* **EXERCISE OBJECTIVE**: Transcribe all of the data exactly. Omit the pictures.

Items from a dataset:
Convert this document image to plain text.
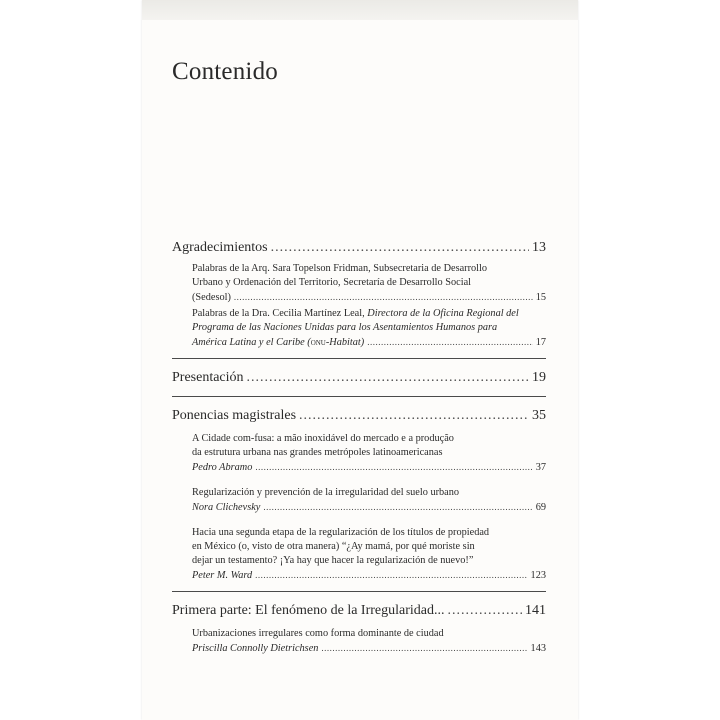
Contenido
Agradecimientos .....	13
Palabras de la Arq. Sara Topelson Fridman, Subsecretaria de Desarrollo
Urbano y Ordenación del Territorio, Secretaría de Desarrollo Social
(Sedesol) .....	15
Palabras de la Dra. Cecilia Martínez Leal, Directora de la Oficina Regional del
Programa de las Naciones Unidas para los Asentamientos Humanos para
América Latina y el Caribe (onu-Habitat) .....	17
Presentación .....	19
Ponencias magistrales .....	35
A Cidade com-fusa: a mão inoxidável do mercado e a produção
da estrutura urbana nas grandes metrópoles latinoamericanas
Pedro Abramo .....	37
Regularización y prevención de la irregularidad del suelo urbano
Nora Clichevsky .....	69
Hacia una segunda etapa de la regularización de los títulos de propiedad
en México (o, visto de otra manera) “¿Ay mamá, por qué moriste sin
dejar un testamento? ¡Ya hay que hacer la regularización de nuevo!”
Peter M. Ward .....	123
Primera parte: El fenómeno de la Irregularidad... .....	141
Urbanizaciones irregulares como forma dominante de ciudad
Priscilla Connolly Dietrichsen .....	143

* **EXERCISE SOLUTION**:
Convert this document image to plain text.
Contenido
Agradecimientos .....	13
Palabras de la Arq. Sara Topelson Fridman, Subsecretaria de Desarrollo
Urbano y Ordenación del Territorio, Secretaría de Desarrollo Social
(Sedesol) .....	15
Palabras de la Dra. Cecilia Martínez Leal, Directora de la Oficina Regional del
Programa de las Naciones Unidas para los Asentamientos Humanos para
América Latina y el Caribe (onu-Habitat) .....	17
Presentación .....	19
Ponencias magistrales .....	35
A Cidade com-fusa: a mão inoxidável do mercado e a produção
da estrutura urbana nas grandes metrópoles latinoamericanas
Pedro Abramo .....	37
Regularización y prevención de la irregularidad del suelo urbano
Nora Clichevsky .....	69
Hacia una segunda etapa de la regularización de los títulos de propiedad
en México (o, visto de otra manera) “¿Ay mamá, por qué moriste sin
dejar un testamento? ¡Ya hay que hacer la regularización de nuevo!”
Peter M. Ward .....	123
Primera parte: El fenómeno de la Irregularidad... .....	141
Urbanizaciones irregulares como forma dominante de ciudad
Priscilla Connolly Dietrichsen .....	143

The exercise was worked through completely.